*Direction*. Gather all lines with the word "документации" in them.

*Input material*.
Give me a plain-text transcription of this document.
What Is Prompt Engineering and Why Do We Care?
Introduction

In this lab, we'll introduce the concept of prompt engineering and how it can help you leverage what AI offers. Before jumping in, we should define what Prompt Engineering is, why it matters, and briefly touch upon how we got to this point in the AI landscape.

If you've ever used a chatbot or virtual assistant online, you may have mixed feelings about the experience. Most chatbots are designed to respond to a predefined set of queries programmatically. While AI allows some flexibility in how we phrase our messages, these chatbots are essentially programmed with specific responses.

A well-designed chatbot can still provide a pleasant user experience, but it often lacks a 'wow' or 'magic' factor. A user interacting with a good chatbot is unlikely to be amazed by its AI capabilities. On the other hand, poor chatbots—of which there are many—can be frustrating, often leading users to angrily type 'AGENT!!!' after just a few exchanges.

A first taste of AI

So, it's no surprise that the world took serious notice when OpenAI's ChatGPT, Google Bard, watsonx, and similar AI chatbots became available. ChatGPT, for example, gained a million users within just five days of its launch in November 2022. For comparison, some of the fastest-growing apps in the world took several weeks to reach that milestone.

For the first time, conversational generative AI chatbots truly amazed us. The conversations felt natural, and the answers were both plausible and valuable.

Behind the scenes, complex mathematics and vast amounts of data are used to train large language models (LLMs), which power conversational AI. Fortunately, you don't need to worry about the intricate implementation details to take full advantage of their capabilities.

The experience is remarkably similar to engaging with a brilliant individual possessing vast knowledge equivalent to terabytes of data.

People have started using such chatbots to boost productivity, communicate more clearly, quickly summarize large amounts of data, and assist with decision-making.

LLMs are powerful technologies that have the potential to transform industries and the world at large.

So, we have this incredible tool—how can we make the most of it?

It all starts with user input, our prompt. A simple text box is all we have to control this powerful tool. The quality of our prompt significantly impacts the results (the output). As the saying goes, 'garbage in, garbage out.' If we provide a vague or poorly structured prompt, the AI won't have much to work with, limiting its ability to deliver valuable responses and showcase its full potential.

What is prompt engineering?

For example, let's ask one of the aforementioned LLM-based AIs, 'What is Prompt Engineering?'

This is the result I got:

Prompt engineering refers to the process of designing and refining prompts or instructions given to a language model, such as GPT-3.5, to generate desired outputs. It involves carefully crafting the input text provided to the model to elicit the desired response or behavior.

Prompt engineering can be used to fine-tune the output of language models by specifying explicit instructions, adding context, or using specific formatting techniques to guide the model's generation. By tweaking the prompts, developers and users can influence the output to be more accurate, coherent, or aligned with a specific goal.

* * *

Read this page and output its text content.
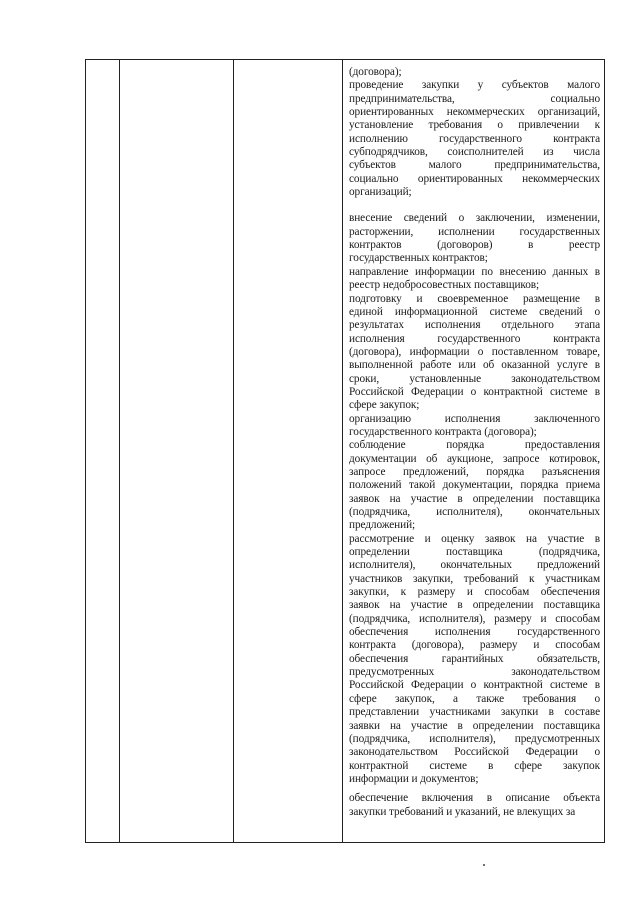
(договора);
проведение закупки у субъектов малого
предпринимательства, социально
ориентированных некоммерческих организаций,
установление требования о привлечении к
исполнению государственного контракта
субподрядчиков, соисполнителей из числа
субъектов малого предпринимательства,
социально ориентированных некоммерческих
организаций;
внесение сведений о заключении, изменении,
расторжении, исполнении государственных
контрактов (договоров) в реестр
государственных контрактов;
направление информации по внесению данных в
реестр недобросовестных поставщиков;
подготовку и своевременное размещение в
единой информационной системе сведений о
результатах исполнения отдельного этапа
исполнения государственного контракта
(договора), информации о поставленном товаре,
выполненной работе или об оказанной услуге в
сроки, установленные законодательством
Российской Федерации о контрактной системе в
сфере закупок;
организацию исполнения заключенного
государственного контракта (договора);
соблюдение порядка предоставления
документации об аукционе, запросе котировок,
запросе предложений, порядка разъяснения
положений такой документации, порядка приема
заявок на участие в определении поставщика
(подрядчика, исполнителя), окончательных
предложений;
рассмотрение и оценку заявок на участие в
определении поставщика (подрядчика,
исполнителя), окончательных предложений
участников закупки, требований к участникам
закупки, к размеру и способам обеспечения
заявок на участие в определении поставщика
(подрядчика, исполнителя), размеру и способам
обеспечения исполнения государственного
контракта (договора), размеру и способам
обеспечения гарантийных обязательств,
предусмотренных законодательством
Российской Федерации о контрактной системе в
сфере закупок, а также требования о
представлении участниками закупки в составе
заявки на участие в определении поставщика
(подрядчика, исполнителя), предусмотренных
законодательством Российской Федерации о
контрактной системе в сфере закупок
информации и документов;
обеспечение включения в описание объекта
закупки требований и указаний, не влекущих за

---

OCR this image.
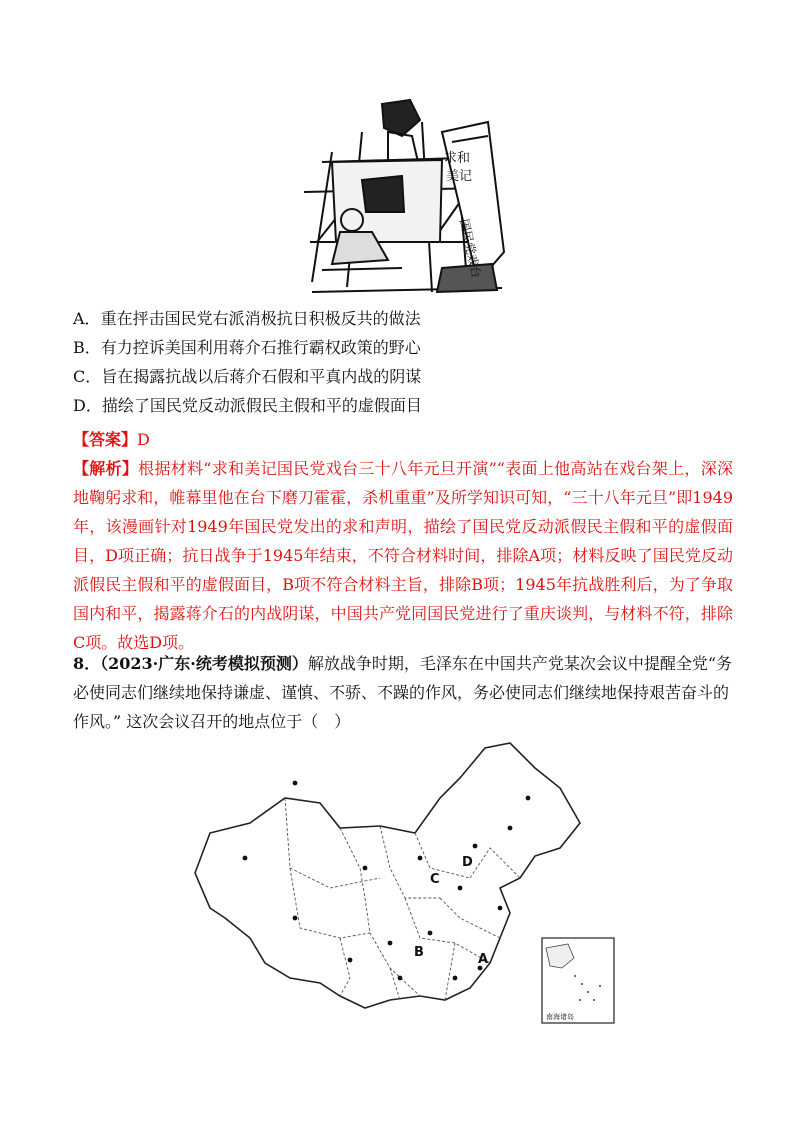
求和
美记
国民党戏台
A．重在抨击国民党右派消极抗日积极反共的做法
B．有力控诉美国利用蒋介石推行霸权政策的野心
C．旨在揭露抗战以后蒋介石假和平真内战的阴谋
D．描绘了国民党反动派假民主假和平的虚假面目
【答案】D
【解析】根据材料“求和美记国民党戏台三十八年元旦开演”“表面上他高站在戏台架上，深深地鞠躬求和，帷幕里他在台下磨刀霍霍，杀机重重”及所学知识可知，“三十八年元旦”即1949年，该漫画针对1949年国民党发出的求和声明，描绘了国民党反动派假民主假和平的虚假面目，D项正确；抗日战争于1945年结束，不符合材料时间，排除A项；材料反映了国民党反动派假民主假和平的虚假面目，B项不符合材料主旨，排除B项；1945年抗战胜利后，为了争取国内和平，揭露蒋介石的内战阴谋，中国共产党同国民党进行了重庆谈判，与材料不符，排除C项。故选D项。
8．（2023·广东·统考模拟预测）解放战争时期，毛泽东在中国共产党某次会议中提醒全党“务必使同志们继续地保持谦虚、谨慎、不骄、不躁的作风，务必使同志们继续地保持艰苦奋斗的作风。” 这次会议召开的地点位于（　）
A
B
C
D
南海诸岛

*Finished exercise*.
документации об аукционе, запросе котировок,
положений такой документации, порядка приема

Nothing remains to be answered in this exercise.